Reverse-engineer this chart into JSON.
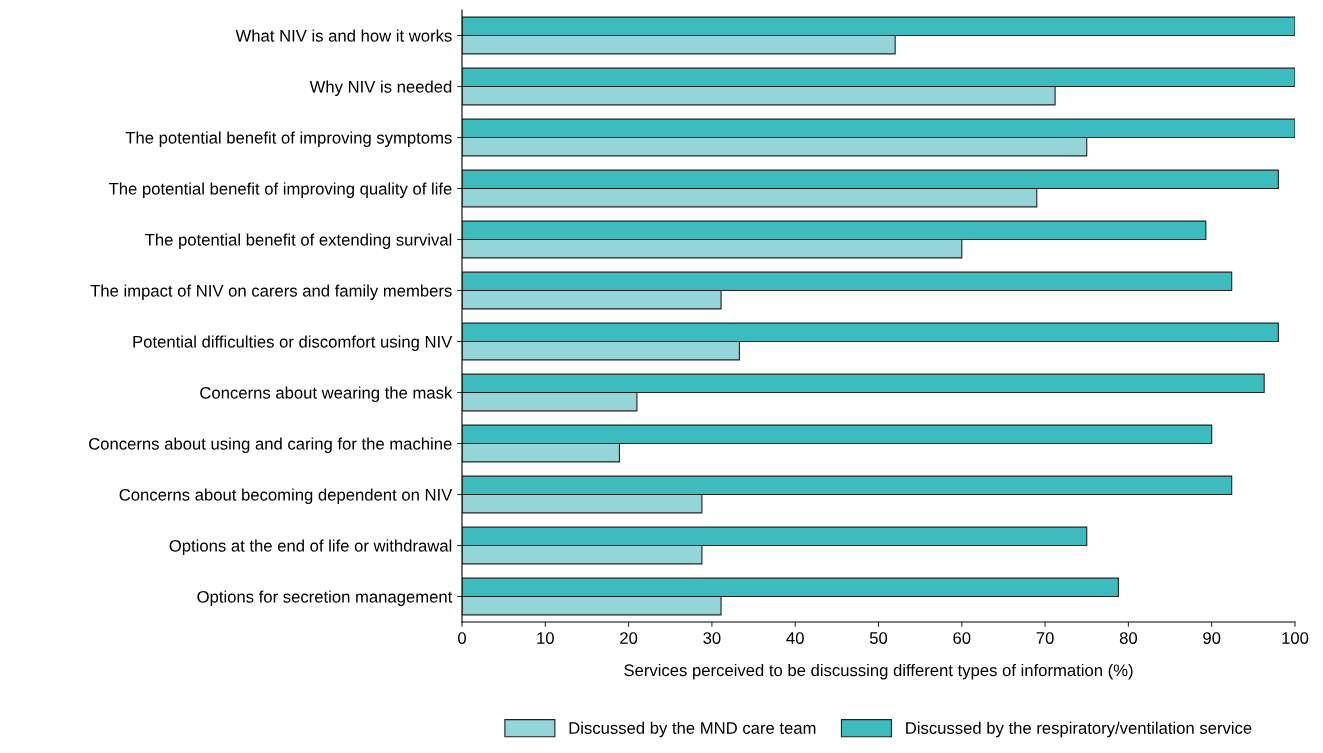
{
  "chart_data": {
    "type": "bar",
    "orientation": "horizontal",
    "xlabel": "Services perceived to be discussing different types of information (%)",
    "categories": [
      "What NIV is and how it works",
      "Why NIV is needed",
      "The potential benefit of improving symptoms",
      "The potential benefit of improving quality of life",
      "The potential benefit of extending survival",
      "The impact of NIV on carers and family members",
      "Potential difficulties or discomfort using NIV",
      "Concerns about wearing the mask",
      "Concerns about using and caring for the machine",
      "Concerns about becoming dependent on NIV",
      "Options at the end of life or withdrawal",
      "Options for secretion management"
    ],
    "series": [
      {
        "name": "Discussed by the MND care team",
        "color": "#93d5d8",
        "values": [
          52,
          71.2,
          75,
          69,
          60,
          31.1,
          33.3,
          21,
          18.9,
          28.8,
          28.8,
          31.1
        ]
      },
      {
        "name": "Discussed by the respiratory/ventilation service",
        "color": "#3dbcc0",
        "values": [
          100,
          100,
          100,
          98,
          89.3,
          92.4,
          98,
          96.3,
          90,
          92.4,
          75,
          78.8
        ]
      }
    ],
    "xlim": [
      0,
      100
    ],
    "xticks": [
      0,
      10,
      20,
      30,
      40,
      50,
      60,
      70,
      80,
      90,
      100
    ],
    "grid": false,
    "legend": "bottom"
  }
}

---*---

**WHAT YOU ARE ASKED TO DO:** Locate the lines above that contain "improving" and copy them.

**ANSWER TO THIS PROBLEM:**
      "The potential benefit of improving symptoms",
      "The potential benefit of improving quality of life",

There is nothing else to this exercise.